_Exercise brief:_
Gather each line in the entries that includes the string "with".

_Provided data:_
---*---

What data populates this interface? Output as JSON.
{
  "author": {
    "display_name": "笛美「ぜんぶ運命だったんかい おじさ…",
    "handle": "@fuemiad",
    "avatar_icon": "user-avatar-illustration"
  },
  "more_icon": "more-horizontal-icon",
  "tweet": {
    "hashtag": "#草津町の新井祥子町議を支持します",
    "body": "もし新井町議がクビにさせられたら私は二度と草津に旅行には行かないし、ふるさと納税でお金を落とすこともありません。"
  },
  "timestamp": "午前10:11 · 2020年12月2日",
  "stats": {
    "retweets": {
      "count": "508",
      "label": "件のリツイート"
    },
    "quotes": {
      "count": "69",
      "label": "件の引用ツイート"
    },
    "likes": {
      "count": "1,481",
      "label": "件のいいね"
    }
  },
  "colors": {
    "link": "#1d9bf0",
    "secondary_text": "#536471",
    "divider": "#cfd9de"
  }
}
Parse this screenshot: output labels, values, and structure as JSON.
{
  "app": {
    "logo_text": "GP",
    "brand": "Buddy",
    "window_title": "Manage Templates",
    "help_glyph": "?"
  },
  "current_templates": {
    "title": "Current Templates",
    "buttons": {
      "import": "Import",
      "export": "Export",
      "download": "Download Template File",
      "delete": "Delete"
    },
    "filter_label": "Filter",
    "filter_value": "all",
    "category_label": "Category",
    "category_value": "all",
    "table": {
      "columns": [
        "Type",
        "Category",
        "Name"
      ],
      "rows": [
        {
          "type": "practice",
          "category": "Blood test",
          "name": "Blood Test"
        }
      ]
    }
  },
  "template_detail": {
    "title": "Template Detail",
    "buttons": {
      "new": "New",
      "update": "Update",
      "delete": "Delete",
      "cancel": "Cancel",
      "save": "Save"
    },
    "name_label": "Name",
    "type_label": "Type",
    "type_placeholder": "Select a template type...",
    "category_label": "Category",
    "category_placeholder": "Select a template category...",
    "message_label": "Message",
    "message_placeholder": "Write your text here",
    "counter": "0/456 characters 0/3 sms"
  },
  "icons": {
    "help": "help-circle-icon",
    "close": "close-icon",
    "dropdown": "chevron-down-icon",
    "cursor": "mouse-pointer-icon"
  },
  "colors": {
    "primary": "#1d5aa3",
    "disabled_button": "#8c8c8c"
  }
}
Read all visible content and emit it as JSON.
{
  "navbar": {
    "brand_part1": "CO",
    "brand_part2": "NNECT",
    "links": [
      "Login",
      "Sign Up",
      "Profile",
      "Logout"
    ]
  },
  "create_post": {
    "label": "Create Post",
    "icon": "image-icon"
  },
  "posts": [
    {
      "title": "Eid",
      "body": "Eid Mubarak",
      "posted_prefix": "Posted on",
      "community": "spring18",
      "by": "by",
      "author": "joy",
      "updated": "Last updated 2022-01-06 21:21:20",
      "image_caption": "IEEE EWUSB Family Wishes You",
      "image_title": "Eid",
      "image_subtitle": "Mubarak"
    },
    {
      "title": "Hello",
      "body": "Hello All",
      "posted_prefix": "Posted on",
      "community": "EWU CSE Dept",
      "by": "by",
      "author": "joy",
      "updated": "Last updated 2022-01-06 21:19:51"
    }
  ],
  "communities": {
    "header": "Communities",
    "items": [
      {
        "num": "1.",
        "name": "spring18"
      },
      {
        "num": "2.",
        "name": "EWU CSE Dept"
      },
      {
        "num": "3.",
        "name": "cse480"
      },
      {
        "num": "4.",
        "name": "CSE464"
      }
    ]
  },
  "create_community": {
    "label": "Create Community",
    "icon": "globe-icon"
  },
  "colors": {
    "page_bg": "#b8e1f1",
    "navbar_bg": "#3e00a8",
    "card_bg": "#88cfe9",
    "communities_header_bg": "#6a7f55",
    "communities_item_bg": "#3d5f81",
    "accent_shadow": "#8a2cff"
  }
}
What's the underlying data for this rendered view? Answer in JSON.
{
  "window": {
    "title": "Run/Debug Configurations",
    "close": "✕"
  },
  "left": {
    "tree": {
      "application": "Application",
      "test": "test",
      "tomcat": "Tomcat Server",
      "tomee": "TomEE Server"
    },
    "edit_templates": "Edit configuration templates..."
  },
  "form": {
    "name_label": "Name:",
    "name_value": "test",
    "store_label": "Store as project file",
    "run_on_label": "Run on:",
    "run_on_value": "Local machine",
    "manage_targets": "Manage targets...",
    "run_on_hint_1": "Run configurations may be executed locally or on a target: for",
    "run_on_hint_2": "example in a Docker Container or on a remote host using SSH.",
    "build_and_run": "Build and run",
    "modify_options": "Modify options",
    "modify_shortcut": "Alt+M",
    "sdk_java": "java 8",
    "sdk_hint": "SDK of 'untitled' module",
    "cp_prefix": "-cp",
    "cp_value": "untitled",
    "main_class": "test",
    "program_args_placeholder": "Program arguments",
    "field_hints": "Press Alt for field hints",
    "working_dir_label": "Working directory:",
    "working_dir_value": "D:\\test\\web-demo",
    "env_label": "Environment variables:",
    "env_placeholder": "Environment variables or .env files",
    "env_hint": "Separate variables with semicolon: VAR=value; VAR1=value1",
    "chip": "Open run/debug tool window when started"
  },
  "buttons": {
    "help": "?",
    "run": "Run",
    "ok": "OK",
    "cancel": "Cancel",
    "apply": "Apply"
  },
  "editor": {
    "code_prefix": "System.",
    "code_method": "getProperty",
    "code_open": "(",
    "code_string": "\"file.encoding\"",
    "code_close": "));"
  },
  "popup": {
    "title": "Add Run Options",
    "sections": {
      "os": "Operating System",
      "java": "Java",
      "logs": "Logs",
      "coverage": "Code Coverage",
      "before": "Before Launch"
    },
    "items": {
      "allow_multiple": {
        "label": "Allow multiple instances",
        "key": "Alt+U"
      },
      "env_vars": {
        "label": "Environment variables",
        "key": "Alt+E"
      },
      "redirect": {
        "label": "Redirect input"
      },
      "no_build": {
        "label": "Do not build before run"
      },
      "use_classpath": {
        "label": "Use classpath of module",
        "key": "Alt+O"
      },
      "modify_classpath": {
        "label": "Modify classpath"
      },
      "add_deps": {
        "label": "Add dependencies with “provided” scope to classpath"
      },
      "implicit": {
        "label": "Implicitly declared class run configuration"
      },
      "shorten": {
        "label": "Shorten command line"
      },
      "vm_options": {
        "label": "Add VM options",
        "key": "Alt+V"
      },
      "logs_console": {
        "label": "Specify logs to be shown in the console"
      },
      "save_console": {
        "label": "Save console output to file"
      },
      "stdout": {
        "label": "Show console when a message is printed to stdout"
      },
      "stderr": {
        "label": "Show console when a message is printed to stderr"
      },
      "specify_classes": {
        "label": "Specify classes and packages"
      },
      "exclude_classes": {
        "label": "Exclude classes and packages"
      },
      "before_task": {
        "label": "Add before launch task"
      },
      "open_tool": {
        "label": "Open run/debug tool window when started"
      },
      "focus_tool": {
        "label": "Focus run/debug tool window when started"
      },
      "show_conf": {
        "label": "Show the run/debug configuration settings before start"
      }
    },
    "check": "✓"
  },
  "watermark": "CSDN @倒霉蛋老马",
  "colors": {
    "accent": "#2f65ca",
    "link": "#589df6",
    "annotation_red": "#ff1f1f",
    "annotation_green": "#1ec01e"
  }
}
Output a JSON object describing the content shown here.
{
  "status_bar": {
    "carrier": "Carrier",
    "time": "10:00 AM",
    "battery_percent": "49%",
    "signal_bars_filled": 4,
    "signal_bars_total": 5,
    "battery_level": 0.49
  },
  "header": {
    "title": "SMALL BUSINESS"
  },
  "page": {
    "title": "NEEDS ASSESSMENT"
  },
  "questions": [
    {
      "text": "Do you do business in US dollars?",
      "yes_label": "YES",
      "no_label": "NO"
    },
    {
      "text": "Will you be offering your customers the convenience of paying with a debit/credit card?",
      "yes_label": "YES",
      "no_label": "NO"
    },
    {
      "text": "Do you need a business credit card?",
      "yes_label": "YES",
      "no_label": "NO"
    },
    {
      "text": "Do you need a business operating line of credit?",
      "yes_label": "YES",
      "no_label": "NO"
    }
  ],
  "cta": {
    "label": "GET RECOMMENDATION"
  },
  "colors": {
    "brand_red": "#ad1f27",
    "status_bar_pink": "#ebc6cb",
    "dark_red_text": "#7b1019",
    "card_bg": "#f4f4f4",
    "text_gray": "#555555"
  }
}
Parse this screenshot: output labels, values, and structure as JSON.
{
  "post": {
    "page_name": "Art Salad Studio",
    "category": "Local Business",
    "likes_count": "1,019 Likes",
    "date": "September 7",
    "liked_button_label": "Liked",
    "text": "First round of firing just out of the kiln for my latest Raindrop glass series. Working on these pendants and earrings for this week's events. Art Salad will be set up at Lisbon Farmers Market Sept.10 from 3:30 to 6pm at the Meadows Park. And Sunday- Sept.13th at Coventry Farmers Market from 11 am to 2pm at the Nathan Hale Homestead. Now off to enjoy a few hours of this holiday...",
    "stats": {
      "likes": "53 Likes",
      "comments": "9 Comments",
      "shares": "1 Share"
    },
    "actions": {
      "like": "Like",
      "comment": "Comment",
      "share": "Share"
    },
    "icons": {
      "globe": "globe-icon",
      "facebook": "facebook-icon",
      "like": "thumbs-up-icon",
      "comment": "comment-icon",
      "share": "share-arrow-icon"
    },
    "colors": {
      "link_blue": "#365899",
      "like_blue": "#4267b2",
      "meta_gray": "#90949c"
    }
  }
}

---*---

_Output for this task:_
    "env_hint": "Separate variables with semicolon: VAR=value; VAR1=value1",
        "label": "Add dependencies with “provided” scope to classpath"
      "text": "Will you be offering your customers the convenience of paying with a debit/credit card?",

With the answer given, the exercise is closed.